» **Given exercise**
Each line below must be set down exactly; omit any image you find.

» **Record extracts**
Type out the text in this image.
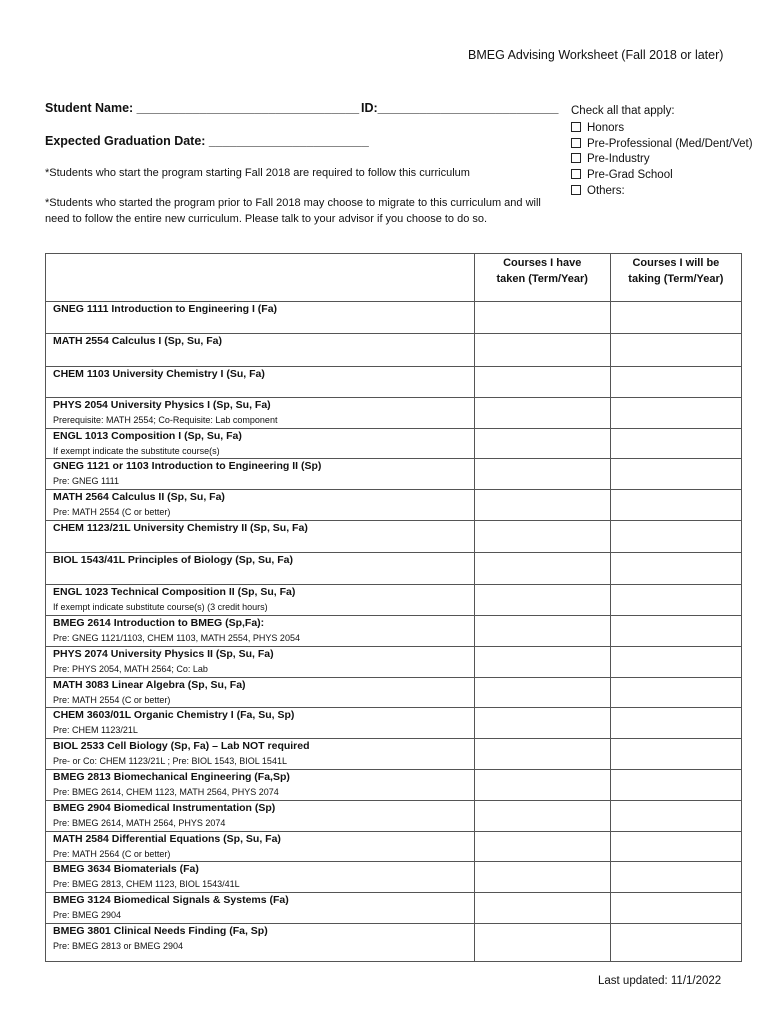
BMEG Advising Worksheet (Fall 2018 or later)
Student Name: ________________________________ ID:__________________________
Expected Graduation Date: _______________________
*Students who start the program starting Fall 2018 are required to follow this curriculum
*Students who started the program prior to Fall 2018 may choose to migrate to this curriculum and will need to follow the entire new curriculum. Please talk to your advisor if you choose to do so.
Check all that apply:
Honors
Pre-Professional (Med/Dent/Vet)
Pre-Industry
Pre-Grad School
Others:

	Courses I have taken (Term/Year)	Courses I will be taking (Term/Year)

GNEG 1111 Introduction to Engineering I (Fa)		
MATH 2554 Calculus I (Sp, Su, Fa)		
CHEM 1103 University Chemistry I (Su, Fa)		
PHYS 2054 University Physics I (Sp, Su, Fa)
Prerequisite: MATH 2554; Co-Requisite: Lab component		

ENGL 1013 Composition I (Sp, Su, Fa)
If exempt indicate the substitute course(s)		

GNEG 1121 or 1103 Introduction to Engineering II (Sp)
Pre: GNEG 1111		

MATH 2564 Calculus II (Sp, Su, Fa)
Pre: MATH 2554 (C or better)		

CHEM 1123/21L University Chemistry II (Sp, Su, Fa)		
BIOL 1543/41L Principles of Biology (Sp, Su, Fa)		
ENGL 1023 Technical Composition II (Sp, Su, Fa)
If exempt indicate substitute course(s) (3 credit hours)		

BMEG 2614 Introduction to BMEG (Sp,Fa):
Pre: GNEG 1121/1103, CHEM 1103, MATH 2554, PHYS 2054		

PHYS 2074 University Physics II (Sp, Su, Fa)
Pre: PHYS 2054, MATH 2564; Co: Lab		

MATH 3083 Linear Algebra (Sp, Su, Fa)
Pre: MATH 2554 (C or better)		

CHEM 3603/01L Organic Chemistry I (Fa, Su, Sp)
Pre: CHEM 1123/21L		

BIOL 2533 Cell Biology (Sp, Fa) – Lab NOT required
Pre- or Co: CHEM 1123/21L ; Pre: BIOL 1543, BIOL 1541L		

BMEG 2813 Biomechanical Engineering (Fa,Sp)
Pre: BMEG 2614, CHEM 1123, MATH 2564, PHYS 2074		

BMEG 2904 Biomedical Instrumentation (Sp)
Pre: BMEG 2614, MATH 2564, PHYS 2074		

MATH 2584 Differential Equations (Sp, Su, Fa)
Pre: MATH 2564 (C or better)		

BMEG 3634 Biomaterials (Fa)
Pre: BMEG 2813, CHEM 1123, BIOL 1543/41L		

BMEG 3124 Biomedical Signals & Systems (Fa)
Pre: BMEG 2904		

BMEG 3801 Clinical Needs Finding (Fa, Sp)
Pre: BMEG 2813 or BMEG 2904		

Last updated: 11/1/2022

» **Output for this exercise**
Type out the text in this image.
BMEG Advising Worksheet (Fall 2018 or later)
Student Name: ________________________________ ID:__________________________
Expected Graduation Date: _______________________
*Students who start the program starting Fall 2018 are required to follow this curriculum
*Students who started the program prior to Fall 2018 may choose to migrate to this curriculum and will need to follow the entire new curriculum. Please talk to your advisor if you choose to do so.
Check all that apply:
Honors
Pre-Professional (Med/Dent/Vet)
Pre-Industry
Pre-Grad School
Others:

	Courses I have taken (Term/Year)	Courses I will be taking (Term/Year)

GNEG 1111 Introduction to Engineering I (Fa)		
MATH 2554 Calculus I (Sp, Su, Fa)		
CHEM 1103 University Chemistry I (Su, Fa)		
PHYS 2054 University Physics I (Sp, Su, Fa)
Prerequisite: MATH 2554; Co-Requisite: Lab component		

ENGL 1013 Composition I (Sp, Su, Fa)
If exempt indicate the substitute course(s)		

GNEG 1121 or 1103 Introduction to Engineering II (Sp)
Pre: GNEG 1111		

MATH 2564 Calculus II (Sp, Su, Fa)
Pre: MATH 2554 (C or better)		

CHEM 1123/21L University Chemistry II (Sp, Su, Fa)		
BIOL 1543/41L Principles of Biology (Sp, Su, Fa)		
ENGL 1023 Technical Composition II (Sp, Su, Fa)
If exempt indicate substitute course(s) (3 credit hours)		

BMEG 2614 Introduction to BMEG (Sp,Fa):
Pre: GNEG 1121/1103, CHEM 1103, MATH 2554, PHYS 2054		

PHYS 2074 University Physics II (Sp, Su, Fa)
Pre: PHYS 2054, MATH 2564; Co: Lab		

MATH 3083 Linear Algebra (Sp, Su, Fa)
Pre: MATH 2554 (C or better)		

CHEM 3603/01L Organic Chemistry I (Fa, Su, Sp)
Pre: CHEM 1123/21L		

BIOL 2533 Cell Biology (Sp, Fa) – Lab NOT required
Pre- or Co: CHEM 1123/21L ; Pre: BIOL 1543, BIOL 1541L		

BMEG 2813 Biomechanical Engineering (Fa,Sp)
Pre: BMEG 2614, CHEM 1123, MATH 2564, PHYS 2074		

BMEG 2904 Biomedical Instrumentation (Sp)
Pre: BMEG 2614, MATH 2564, PHYS 2074		

MATH 2584 Differential Equations (Sp, Su, Fa)
Pre: MATH 2564 (C or better)		

BMEG 3634 Biomaterials (Fa)
Pre: BMEG 2813, CHEM 1123, BIOL 1543/41L		

BMEG 3124 Biomedical Signals & Systems (Fa)
Pre: BMEG 2904		

BMEG 3801 Clinical Needs Finding (Fa, Sp)
Pre: BMEG 2813 or BMEG 2904		

Last updated: 11/1/2022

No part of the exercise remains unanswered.